* Begin DATA PROVIDED *

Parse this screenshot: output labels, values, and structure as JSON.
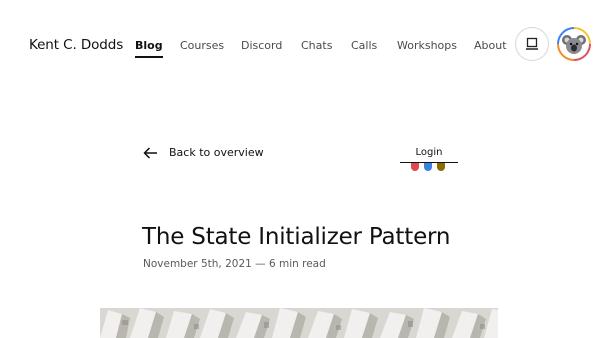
{
  "header": {
    "brand": "Kent C. Dodds",
    "nav": [
      {
        "label": "Blog",
        "active": true
      },
      {
        "label": "Courses",
        "active": false
      },
      {
        "label": "Discord",
        "active": false
      },
      {
        "label": "Chats",
        "active": false
      },
      {
        "label": "Calls",
        "active": false
      },
      {
        "label": "Workshops",
        "active": false
      },
      {
        "label": "About",
        "active": false
      }
    ],
    "theme_toggle_icon": "laptop-icon",
    "avatar_icon": "koala-avatar"
  },
  "article": {
    "back_label": "Back to overview",
    "title": "The State Initializer Pattern",
    "meta": "November 5th, 2021 — 6 min read"
  },
  "login_widget": {
    "label": "Login",
    "dot_colors": [
      "#e0494f",
      "#3b82e0",
      "#8a6d00"
    ]
  },
  "hero_image": {
    "description_icon": "geometric-building-facade"
  }
}
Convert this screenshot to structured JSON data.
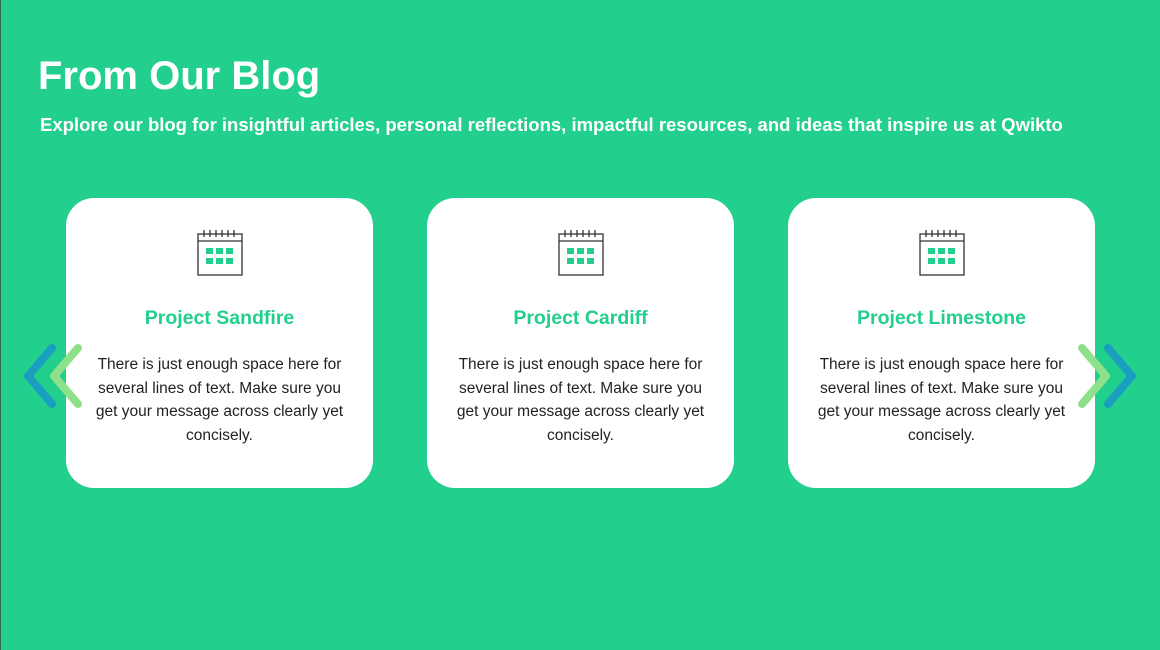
{
  "header": {
    "title": "From Our Blog",
    "subtitle": "Explore our blog for insightful articles, personal reflections, impactful resources, and ideas that inspire us at Qwikto"
  },
  "cards": [
    {
      "icon": "calendar-icon",
      "title": "Project Sandfire",
      "text": "There is just enough space here for several lines of text. Make sure you get your message across clearly yet concisely."
    },
    {
      "icon": "calendar-icon",
      "title": "Project Cardiff",
      "text": "There is just enough space here for several lines of text. Make sure you get your message across clearly yet concisely."
    },
    {
      "icon": "calendar-icon",
      "title": "Project Limestone",
      "text": "There is just enough space here for several lines of text. Make sure you get your message across clearly yet concisely."
    }
  ],
  "navigation": {
    "prev_icon": "chevron-left-icon",
    "next_icon": "chevron-right-icon"
  },
  "colors": {
    "background": "#22cf8c",
    "card": "#ffffff",
    "accent": "#22cf8c",
    "arrow_light": "#8ee08a",
    "arrow_dark": "#1a9fc0"
  }
}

* End DATA PROVIDED *

[GIVEN PROBLEM]
Repeat the records word for word. Any picture in them should be left out.

[THE SOLUTION]
Parse this screenshot: output labels, values, and structure as JSON.
{
  "header": {
    "brand": "Kent C. Dodds",
    "nav": [
      {
        "label": "Blog",
        "active": true
      },
      {
        "label": "Courses",
        "active": false
      },
      {
        "label": "Discord",
        "active": false
      },
      {
        "label": "Chats",
        "active": false
      },
      {
        "label": "Calls",
        "active": false
      },
      {
        "label": "Workshops",
        "active": false
      },
      {
        "label": "About",
        "active": false
      }
    ],
    "theme_toggle_icon": "laptop-icon",
    "avatar_icon": "koala-avatar"
  },
  "article": {
    "back_label": "Back to overview",
    "title": "The State Initializer Pattern",
    "meta": "November 5th, 2021 — 6 min read"
  },
  "login_widget": {
    "label": "Login",
    "dot_colors": [
      "#e0494f",
      "#3b82e0",
      "#8a6d00"
    ]
  },
  "hero_image": {
    "description_icon": "geometric-building-facade"
  }
}
Convert this screenshot to structured JSON data.
{
  "header": {
    "title": "From Our Blog",
    "subtitle": "Explore our blog for insightful articles, personal reflections, impactful resources, and ideas that inspire us at Qwikto"
  },
  "cards": [
    {
      "icon": "calendar-icon",
      "title": "Project Sandfire",
      "text": "There is just enough space here for several lines of text. Make sure you get your message across clearly yet concisely."
    },
    {
      "icon": "calendar-icon",
      "title": "Project Cardiff",
      "text": "There is just enough space here for several lines of text. Make sure you get your message across clearly yet concisely."
    },
    {
      "icon": "calendar-icon",
      "title": "Project Limestone",
      "text": "There is just enough space here for several lines of text. Make sure you get your message across clearly yet concisely."
    }
  ],
  "navigation": {
    "prev_icon": "chevron-left-icon",
    "next_icon": "chevron-right-icon"
  },
  "colors": {
    "background": "#22cf8c",
    "card": "#ffffff",
    "accent": "#22cf8c",
    "arrow_light": "#8ee08a",
    "arrow_dark": "#1a9fc0"
  }
}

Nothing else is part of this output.